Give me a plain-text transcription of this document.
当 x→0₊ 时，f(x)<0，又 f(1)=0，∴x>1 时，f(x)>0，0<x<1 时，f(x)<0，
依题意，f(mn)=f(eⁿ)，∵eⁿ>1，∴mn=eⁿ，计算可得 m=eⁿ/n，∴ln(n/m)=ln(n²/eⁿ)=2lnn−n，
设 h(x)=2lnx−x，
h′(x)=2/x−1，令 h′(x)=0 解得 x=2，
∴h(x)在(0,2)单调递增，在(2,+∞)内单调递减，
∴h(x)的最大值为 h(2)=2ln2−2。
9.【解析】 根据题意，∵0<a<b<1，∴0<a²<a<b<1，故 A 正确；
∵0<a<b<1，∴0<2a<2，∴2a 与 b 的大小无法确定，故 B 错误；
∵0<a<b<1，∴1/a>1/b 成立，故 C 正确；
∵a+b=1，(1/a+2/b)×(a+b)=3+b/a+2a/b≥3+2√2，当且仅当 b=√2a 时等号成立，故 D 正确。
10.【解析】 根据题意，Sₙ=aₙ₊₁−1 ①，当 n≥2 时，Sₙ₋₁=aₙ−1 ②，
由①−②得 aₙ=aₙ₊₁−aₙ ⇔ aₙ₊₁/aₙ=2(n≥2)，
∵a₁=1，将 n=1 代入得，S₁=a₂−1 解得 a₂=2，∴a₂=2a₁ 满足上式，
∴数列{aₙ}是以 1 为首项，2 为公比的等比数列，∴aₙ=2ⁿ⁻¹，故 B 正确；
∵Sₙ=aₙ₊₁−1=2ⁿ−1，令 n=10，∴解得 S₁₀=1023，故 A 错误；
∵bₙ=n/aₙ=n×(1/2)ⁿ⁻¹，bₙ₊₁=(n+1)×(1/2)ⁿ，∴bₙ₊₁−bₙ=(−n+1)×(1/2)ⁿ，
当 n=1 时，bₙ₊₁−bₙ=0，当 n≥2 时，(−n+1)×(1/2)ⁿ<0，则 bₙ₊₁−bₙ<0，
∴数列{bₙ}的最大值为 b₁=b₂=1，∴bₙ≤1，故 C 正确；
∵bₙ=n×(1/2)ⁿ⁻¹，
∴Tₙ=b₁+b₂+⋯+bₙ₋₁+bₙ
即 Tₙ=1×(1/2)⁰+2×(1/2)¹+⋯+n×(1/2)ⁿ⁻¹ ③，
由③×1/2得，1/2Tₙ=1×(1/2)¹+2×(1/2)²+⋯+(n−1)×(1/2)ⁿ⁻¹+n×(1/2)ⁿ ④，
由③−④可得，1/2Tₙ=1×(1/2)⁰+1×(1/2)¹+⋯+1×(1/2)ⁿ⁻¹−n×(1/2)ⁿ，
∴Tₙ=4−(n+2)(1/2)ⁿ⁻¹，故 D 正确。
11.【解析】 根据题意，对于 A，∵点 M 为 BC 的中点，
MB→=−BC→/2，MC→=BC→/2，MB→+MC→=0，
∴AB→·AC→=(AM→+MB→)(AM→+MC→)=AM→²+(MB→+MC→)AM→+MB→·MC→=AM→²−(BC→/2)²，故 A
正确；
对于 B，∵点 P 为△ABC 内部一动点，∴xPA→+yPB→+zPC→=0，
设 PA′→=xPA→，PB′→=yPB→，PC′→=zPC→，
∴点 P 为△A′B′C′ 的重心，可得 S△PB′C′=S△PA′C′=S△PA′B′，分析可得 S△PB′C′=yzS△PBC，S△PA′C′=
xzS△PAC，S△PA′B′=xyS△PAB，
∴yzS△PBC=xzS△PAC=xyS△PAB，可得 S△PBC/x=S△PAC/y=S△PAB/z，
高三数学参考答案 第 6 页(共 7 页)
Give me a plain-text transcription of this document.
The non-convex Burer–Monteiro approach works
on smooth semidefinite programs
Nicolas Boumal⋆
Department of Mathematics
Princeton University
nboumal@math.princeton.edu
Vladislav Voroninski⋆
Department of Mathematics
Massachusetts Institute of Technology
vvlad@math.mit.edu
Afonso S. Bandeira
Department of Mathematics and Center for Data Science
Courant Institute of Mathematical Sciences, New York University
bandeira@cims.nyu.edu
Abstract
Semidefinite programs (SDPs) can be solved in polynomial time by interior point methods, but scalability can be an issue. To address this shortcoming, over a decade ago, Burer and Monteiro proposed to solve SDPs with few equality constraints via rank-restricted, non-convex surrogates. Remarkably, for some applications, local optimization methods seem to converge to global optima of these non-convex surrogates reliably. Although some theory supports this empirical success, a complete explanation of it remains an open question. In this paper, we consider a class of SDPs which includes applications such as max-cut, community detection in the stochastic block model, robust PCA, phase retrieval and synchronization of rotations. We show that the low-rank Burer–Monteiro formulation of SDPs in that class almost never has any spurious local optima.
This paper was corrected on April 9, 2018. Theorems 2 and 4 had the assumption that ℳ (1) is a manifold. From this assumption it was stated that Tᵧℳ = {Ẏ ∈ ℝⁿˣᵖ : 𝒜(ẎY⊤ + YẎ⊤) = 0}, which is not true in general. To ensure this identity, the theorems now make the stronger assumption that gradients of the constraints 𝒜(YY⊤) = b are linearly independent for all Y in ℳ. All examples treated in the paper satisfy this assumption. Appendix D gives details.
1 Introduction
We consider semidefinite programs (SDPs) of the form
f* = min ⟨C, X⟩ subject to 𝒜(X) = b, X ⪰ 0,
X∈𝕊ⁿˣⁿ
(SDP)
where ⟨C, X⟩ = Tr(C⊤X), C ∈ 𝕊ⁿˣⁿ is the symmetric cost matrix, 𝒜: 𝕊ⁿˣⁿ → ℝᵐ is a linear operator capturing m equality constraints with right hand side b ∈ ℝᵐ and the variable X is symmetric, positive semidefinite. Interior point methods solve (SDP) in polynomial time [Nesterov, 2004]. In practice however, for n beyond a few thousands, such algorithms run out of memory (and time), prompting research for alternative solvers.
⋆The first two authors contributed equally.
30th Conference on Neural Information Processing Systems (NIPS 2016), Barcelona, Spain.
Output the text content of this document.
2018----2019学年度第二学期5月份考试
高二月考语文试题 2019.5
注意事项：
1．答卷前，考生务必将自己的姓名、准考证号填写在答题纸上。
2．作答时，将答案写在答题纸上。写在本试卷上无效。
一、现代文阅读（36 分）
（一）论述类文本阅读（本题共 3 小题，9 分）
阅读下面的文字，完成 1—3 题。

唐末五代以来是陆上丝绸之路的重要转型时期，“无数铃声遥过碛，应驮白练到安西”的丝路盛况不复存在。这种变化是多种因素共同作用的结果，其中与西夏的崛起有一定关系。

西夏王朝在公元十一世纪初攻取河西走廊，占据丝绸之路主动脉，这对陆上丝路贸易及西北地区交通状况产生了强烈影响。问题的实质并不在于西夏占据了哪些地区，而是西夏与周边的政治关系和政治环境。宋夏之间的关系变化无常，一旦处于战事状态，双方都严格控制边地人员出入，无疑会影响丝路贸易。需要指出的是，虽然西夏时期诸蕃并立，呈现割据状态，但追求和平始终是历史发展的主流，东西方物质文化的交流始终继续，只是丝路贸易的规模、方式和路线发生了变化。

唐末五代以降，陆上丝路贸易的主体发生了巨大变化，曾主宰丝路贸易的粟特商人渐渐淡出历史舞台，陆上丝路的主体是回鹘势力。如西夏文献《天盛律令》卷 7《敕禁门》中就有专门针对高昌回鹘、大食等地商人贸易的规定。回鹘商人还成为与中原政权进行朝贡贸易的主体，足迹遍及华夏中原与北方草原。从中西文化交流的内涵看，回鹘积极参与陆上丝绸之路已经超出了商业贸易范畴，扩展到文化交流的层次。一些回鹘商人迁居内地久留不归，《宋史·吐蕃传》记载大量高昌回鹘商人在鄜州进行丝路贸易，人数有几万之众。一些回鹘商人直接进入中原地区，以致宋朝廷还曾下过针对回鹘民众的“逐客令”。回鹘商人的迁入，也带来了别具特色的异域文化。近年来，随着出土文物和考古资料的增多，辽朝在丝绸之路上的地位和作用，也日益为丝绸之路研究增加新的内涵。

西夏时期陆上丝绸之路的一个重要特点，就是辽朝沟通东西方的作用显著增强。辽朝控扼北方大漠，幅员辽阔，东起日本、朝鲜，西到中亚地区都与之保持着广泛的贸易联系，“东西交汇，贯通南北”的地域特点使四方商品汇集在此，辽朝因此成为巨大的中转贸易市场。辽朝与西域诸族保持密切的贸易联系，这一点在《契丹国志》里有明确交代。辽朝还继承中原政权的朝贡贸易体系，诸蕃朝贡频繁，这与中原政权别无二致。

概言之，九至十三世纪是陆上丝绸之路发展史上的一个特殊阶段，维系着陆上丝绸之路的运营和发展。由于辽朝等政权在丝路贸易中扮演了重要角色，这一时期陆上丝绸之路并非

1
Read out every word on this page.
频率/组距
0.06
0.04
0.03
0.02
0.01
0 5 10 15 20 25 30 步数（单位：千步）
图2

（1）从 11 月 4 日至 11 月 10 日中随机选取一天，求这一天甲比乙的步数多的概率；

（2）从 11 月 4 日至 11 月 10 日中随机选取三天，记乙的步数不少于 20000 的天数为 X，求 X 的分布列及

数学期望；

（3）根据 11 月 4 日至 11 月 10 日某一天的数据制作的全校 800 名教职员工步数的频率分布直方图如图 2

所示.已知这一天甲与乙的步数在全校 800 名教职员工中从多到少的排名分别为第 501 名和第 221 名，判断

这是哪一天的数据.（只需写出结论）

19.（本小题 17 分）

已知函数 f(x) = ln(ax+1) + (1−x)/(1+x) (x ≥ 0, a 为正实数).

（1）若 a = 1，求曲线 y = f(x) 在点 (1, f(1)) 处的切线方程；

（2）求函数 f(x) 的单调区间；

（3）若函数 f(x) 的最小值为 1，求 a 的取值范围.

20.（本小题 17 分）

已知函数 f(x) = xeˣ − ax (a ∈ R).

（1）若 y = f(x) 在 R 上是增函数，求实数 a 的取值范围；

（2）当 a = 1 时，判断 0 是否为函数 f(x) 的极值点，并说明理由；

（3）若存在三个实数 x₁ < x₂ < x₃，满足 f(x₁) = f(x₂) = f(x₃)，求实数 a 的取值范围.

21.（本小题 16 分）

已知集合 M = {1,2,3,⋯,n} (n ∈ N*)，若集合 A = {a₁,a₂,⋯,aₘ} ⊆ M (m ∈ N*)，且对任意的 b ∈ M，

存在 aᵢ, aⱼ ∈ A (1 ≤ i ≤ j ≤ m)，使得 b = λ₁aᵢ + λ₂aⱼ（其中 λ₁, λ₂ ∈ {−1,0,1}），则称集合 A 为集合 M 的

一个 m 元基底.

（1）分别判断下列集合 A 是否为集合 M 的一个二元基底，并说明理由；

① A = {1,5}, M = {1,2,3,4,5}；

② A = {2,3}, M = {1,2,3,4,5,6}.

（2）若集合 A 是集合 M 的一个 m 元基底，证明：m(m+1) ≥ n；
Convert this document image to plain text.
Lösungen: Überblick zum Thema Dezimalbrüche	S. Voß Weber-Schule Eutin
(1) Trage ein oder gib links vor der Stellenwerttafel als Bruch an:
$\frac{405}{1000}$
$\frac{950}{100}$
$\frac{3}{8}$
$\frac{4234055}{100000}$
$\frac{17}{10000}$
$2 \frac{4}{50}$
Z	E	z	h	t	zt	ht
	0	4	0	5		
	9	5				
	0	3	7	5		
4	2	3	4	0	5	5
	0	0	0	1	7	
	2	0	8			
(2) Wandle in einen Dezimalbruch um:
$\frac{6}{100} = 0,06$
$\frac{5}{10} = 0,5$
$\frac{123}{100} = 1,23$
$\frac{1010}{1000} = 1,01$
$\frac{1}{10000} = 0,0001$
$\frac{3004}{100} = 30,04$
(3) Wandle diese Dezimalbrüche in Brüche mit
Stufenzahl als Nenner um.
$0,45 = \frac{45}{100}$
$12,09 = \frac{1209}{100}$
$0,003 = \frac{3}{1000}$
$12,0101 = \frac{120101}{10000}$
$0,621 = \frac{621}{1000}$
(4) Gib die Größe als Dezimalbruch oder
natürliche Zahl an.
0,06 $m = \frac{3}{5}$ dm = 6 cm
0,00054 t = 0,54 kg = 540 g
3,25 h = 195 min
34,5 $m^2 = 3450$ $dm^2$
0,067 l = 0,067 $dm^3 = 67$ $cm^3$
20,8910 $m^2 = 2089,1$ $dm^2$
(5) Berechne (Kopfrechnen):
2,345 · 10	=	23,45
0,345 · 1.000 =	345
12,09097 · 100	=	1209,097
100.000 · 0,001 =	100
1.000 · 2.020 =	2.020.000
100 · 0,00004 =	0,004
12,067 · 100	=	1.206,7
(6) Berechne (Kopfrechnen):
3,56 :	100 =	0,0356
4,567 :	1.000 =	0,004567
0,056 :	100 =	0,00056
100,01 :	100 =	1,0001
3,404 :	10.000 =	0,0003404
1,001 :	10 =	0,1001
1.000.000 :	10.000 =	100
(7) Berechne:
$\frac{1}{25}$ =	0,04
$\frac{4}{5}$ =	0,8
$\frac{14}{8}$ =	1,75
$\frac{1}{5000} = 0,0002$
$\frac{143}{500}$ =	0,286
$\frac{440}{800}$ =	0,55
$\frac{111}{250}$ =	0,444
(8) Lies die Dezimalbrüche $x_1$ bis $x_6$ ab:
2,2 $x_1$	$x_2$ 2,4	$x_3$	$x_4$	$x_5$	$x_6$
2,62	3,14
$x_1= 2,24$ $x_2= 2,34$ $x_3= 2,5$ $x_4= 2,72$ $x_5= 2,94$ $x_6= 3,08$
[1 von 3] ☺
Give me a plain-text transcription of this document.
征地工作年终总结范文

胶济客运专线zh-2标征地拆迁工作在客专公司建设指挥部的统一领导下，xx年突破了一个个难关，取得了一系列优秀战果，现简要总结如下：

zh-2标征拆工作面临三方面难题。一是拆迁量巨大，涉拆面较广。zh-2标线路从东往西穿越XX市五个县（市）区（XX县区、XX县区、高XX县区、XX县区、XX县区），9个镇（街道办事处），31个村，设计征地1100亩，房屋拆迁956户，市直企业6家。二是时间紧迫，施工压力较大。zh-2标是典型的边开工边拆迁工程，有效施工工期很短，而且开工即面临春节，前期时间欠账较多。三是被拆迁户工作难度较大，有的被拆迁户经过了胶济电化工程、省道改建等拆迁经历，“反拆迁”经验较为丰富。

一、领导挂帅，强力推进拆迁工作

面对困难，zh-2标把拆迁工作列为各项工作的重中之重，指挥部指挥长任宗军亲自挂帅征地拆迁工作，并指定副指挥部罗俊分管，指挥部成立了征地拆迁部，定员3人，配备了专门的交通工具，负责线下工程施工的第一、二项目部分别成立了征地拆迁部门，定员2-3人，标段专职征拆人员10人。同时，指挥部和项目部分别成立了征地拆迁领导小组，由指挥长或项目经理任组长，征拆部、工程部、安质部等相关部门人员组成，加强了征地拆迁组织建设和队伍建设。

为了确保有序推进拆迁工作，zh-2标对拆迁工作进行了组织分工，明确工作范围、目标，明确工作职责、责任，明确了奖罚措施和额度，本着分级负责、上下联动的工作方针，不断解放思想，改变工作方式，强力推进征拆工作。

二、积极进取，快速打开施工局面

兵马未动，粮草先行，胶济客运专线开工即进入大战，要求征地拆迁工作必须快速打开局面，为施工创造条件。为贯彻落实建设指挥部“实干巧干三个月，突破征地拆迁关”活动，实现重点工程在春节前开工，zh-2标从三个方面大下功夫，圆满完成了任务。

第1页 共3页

++++++

### WORK INSTRUCTIONS
Scan the lines for the string "并说明理由". Pick out every line that has it.

### SOLVED PROBLEM
（2）当 a = 1 时，判断 0 是否为函数 f(x) 的极值点，并说明理由；
（1）分别判断下列集合 A 是否为集合 M 的一个二元基底，并说明理由；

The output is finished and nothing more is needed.